## Begin Entries supplied

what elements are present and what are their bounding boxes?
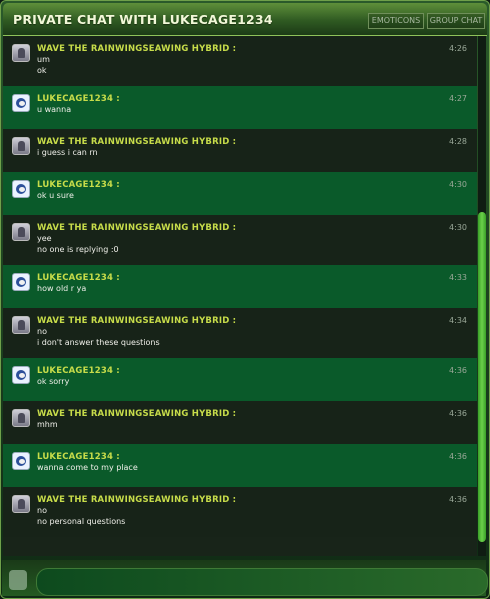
wave-avatar-icon[interactable]: [12, 409, 30, 427]
message-text: ok: [37, 66, 47, 75]
emoticons-button[interactable]: EMOTICONS: [368, 13, 424, 29]
message-input[interactable]: [36, 568, 488, 596]
message-text: mhm: [37, 420, 58, 429]
message-time: 4:36: [449, 409, 467, 418]
message-text: yee: [37, 234, 52, 243]
luke-avatar-icon[interactable]: [12, 366, 30, 384]
message-text: ok sorry: [37, 377, 70, 386]
message-time: 4:30: [449, 223, 467, 232]
chat-message: WAVE THE RAINWINGSEAWING HYBRID : 4:28 i g…: [3, 129, 477, 172]
message-sender[interactable]: WAVE THE RAINWINGSEAWING HYBRID :: [37, 44, 236, 54]
message-sender[interactable]: WAVE THE RAINWINGSEAWING HYBRID :: [37, 137, 236, 147]
wave-avatar-icon[interactable]: [12, 44, 30, 62]
message-time: 4:36: [449, 495, 467, 504]
group-chat-button[interactable]: GROUP CHAT: [427, 13, 485, 29]
luke-avatar-icon[interactable]: [12, 94, 30, 112]
wave-avatar-icon[interactable]: [12, 137, 30, 155]
message-sender[interactable]: WAVE THE RAINWINGSEAWING HYBRID :: [37, 409, 236, 419]
chat-title: PRIVATE CHAT WITH LUKECAGE1234: [13, 12, 273, 27]
wave-avatar-icon[interactable]: [12, 495, 30, 513]
message-time: 4:27: [449, 94, 467, 103]
message-time: 4:36: [449, 452, 467, 461]
message-sender[interactable]: LUKECAGE1234 :: [37, 366, 120, 376]
chat-message: WAVE THE RAINWINGSEAWING HYBRID : 4:36 no n…: [3, 487, 477, 537]
message-text: no: [37, 506, 47, 515]
message-list[interactable]: WAVE THE RAINWINGSEAWING HYBRID : 4:26 um o…: [3, 36, 477, 556]
message-time: 4:34: [449, 316, 467, 325]
message-text: wanna come to my place: [37, 463, 138, 472]
chat-message: LUKECAGE1234 : 4:30 ok u sure: [3, 172, 477, 215]
message-sender[interactable]: LUKECAGE1234 :: [37, 452, 120, 462]
chat-header: PRIVATE CHAT WITH LUKECAGE1234 EMOTICONS…: [3, 3, 487, 36]
message-text: um: [37, 55, 50, 64]
chat-message: WAVE THE RAINWINGSEAWING HYBRID : 4:30 yee…: [3, 215, 477, 265]
message-sender[interactable]: WAVE THE RAINWINGSEAWING HYBRID :: [37, 223, 236, 233]
message-text: i don't answer these questions: [37, 338, 160, 347]
message-text: ok u sure: [37, 191, 74, 200]
chat-message: LUKECAGE1234 : 4:27 u wanna: [3, 86, 477, 129]
message-time: 4:26: [449, 44, 467, 53]
message-text: i guess i can rn: [37, 148, 98, 157]
message-text: no: [37, 327, 47, 336]
chat-message: LUKECAGE1234 : 4:36 ok sorry: [3, 358, 477, 401]
message-time: 4:33: [449, 273, 467, 282]
chat-message: LUKECAGE1234 : 4:33 how old r ya: [3, 265, 477, 308]
chat-message: WAVE THE RAINWINGSEAWING HYBRID : 4:34 no i…: [3, 308, 477, 358]
message-time: 4:28: [449, 137, 467, 146]
message-text: how old r ya: [37, 284, 87, 293]
message-text: no one is replying :0: [37, 245, 119, 254]
chat-message: WAVE THE RAINWINGSEAWING HYBRID : 4:36 mhm: [3, 401, 477, 444]
chat-message: WAVE THE RAINWINGSEAWING HYBRID : 4:26 um o…: [3, 36, 477, 86]
luke-avatar-icon[interactable]: [12, 273, 30, 291]
message-time: 4:36: [449, 366, 467, 375]
luke-avatar-icon[interactable]: [12, 180, 30, 198]
luke-avatar-icon[interactable]: [12, 452, 30, 470]
chat-message: LUKECAGE1234 : 4:36 wanna come to my place: [3, 444, 477, 487]
message-text: u wanna: [37, 105, 72, 114]
message-sender[interactable]: LUKECAGE1234 :: [37, 94, 120, 104]
message-sender[interactable]: LUKECAGE1234 :: [37, 180, 120, 190]
message-time: 4:30: [449, 180, 467, 189]
wave-avatar-icon[interactable]: [12, 316, 30, 334]
user-avatar-icon: [9, 570, 27, 590]
message-text: no personal questions: [37, 517, 126, 526]
message-sender[interactable]: WAVE THE RAINWINGSEAWING HYBRID :: [37, 316, 236, 326]
scrollbar-thumb[interactable]: [478, 212, 486, 542]
message-sender[interactable]: LUKECAGE1234 :: [37, 273, 120, 283]
wave-avatar-icon[interactable]: [12, 223, 30, 241]
message-sender[interactable]: WAVE THE RAINWINGSEAWING HYBRID :: [37, 495, 236, 505]
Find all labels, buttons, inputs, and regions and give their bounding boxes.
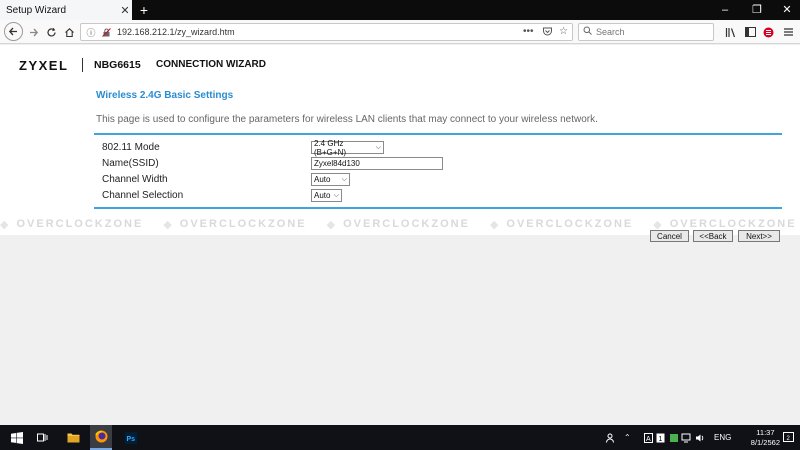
- back-arrow-icon[interactable]: [4, 22, 23, 41]
- addon-icon[interactable]: [759, 23, 777, 41]
- wizard-content: Wireless 2.4G Basic Settings This page i…: [0, 85, 800, 235]
- lock-icon: [100, 26, 112, 38]
- new-tab-icon[interactable]: +: [136, 1, 152, 19]
- windows-start-icon[interactable]: [6, 425, 28, 450]
- brand-logo: ZYXEL: [19, 58, 69, 73]
- ssid-row: Name(SSID) Zyxel84d130: [102, 157, 772, 172]
- ssid-label: Name(SSID): [102, 158, 159, 169]
- browser-tab[interactable]: Setup Wizard ✕: [0, 0, 132, 20]
- windows-taskbar: Ps ⌃ A 1 ENG 11:37 8/1/2562 2: [0, 425, 800, 450]
- url-text: 192.168.212.1/zy_wizard.htm: [117, 27, 235, 37]
- window-close-icon[interactable]: ✕: [772, 0, 800, 20]
- settings-panel: 802.11 Mode 2.4 GHz (B+G+N) ⌵ Name(SSID)…: [94, 133, 782, 209]
- channel-selection-select[interactable]: Auto ⌵: [311, 189, 342, 202]
- maximize-icon[interactable]: ❐: [742, 0, 772, 20]
- taskbar-clock[interactable]: 11:37 8/1/2562: [751, 428, 780, 448]
- clock-time: 11:37: [756, 428, 775, 437]
- forward-arrow-icon[interactable]: [24, 23, 42, 41]
- header-divider: [82, 58, 83, 72]
- watermark-text: OVERCLOCKZONE: [16, 218, 144, 230]
- section-description: This page is used to configure the param…: [96, 114, 598, 125]
- search-icon: [583, 26, 592, 38]
- chevron-up-icon[interactable]: ⌃: [624, 425, 631, 450]
- photoshop-icon[interactable]: Ps: [120, 425, 142, 450]
- watermark-text: OVERCLOCKZONE: [343, 218, 470, 230]
- wizard-title: CONNECTION WIZARD: [156, 59, 266, 70]
- mode-row: 802.11 Mode 2.4 GHz (B+G+N) ⌵: [102, 138, 772, 157]
- watermark-text: OVERCLOCKZONE: [669, 218, 797, 230]
- browser-navbar: ⓘ 192.168.212.1/zy_wizard.htm ••• ☆: [0, 20, 800, 44]
- channel-width-value: Auto: [314, 175, 331, 184]
- menu-icon[interactable]: [779, 23, 797, 41]
- people-icon[interactable]: [606, 425, 616, 450]
- back-button[interactable]: <<Back: [693, 230, 733, 242]
- chevron-down-icon: ⌵: [333, 191, 339, 199]
- star-icon[interactable]: ☆: [559, 26, 568, 37]
- tray-app-icon[interactable]: [669, 425, 679, 450]
- tray-app-icon[interactable]: A: [644, 425, 653, 450]
- more-icon[interactable]: •••: [523, 26, 534, 37]
- browser-titlebar: Setup Wizard ✕ + – ❐ ✕: [0, 0, 800, 20]
- clock-date: 8/1/2562: [750, 438, 780, 447]
- chevron-down-icon: ⌵: [375, 143, 381, 151]
- volume-icon[interactable]: [695, 425, 705, 450]
- notification-icon[interactable]: 2: [783, 425, 794, 450]
- channel-width-label: Channel Width: [102, 174, 168, 185]
- watermark-text: OVERCLOCKZONE: [179, 218, 307, 230]
- search-bar[interactable]: [578, 23, 714, 41]
- channel-width-select[interactable]: Auto ⌵: [311, 173, 350, 186]
- channel-width-row: Channel Width Auto ⌵: [102, 173, 772, 188]
- sidebar-icon[interactable]: [741, 23, 759, 41]
- reload-icon[interactable]: [42, 23, 60, 41]
- mode-select[interactable]: 2.4 GHz (B+G+N) ⌵: [311, 138, 384, 157]
- svg-text:A: A: [646, 436, 651, 443]
- minimize-icon[interactable]: –: [710, 0, 740, 20]
- search-input[interactable]: [596, 27, 706, 37]
- svg-text:1: 1: [659, 436, 663, 443]
- pocket-icon[interactable]: [542, 26, 553, 40]
- home-icon[interactable]: [60, 23, 78, 41]
- next-button[interactable]: Next>>: [738, 230, 780, 242]
- network-icon[interactable]: [681, 425, 691, 450]
- task-view-icon[interactable]: [32, 425, 54, 450]
- info-icon[interactable]: ⓘ: [85, 26, 97, 38]
- close-icon[interactable]: ✕: [118, 4, 132, 17]
- page-viewport: ZYXEL NBG6615 CONNECTION WIZARD Wireless…: [0, 45, 800, 425]
- section-title: Wireless 2.4G Basic Settings: [96, 90, 234, 101]
- cancel-button[interactable]: Cancel: [650, 230, 689, 242]
- channel-selection-value: Auto: [314, 191, 331, 200]
- tray-app-icon[interactable]: 1: [656, 425, 665, 450]
- library-icon[interactable]: [722, 23, 740, 41]
- watermark-text: OVERCLOCKZONE: [506, 218, 634, 230]
- router-header: ZYXEL NBG6615 CONNECTION WIZARD: [0, 45, 800, 85]
- ssid-input-value: Zyxel84d130: [314, 159, 360, 168]
- model-name: NBG6615: [94, 59, 141, 71]
- channel-selection-row: Channel Selection Auto ⌵: [102, 189, 772, 204]
- firefox-taskbar-icon[interactable]: [90, 425, 112, 450]
- mode-label: 802.11 Mode: [102, 142, 160, 153]
- channel-selection-label: Channel Selection: [102, 190, 184, 201]
- language-indicator[interactable]: ENG: [714, 425, 731, 450]
- chevron-down-icon: ⌵: [341, 175, 347, 183]
- mode-select-value: 2.4 GHz (B+G+N): [314, 138, 347, 157]
- address-bar[interactable]: ⓘ 192.168.212.1/zy_wizard.htm ••• ☆: [80, 23, 573, 41]
- file-explorer-icon[interactable]: [62, 425, 84, 450]
- svg-text:Ps: Ps: [127, 436, 136, 443]
- ssid-input[interactable]: Zyxel84d130: [311, 157, 443, 170]
- tab-title: Setup Wizard: [6, 4, 67, 16]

## End Entries supplied

Goal
Repeat everything from the line containing "wave-avatar-icon[interactable]: [12, 409, 30, 427]" down to the line containing "message-time: 4:36: [449, 409, 467, 418]", keeping every character as it is.

The reply
wave-avatar-icon[interactable]: [12, 409, 30, 427]
message-text: ok: [37, 66, 47, 75]
emoticons-button[interactable]: EMOTICONS: [368, 13, 424, 29]
message-input[interactable]: [36, 568, 488, 596]
message-text: mhm: [37, 420, 58, 429]
message-time: 4:36: [449, 409, 467, 418]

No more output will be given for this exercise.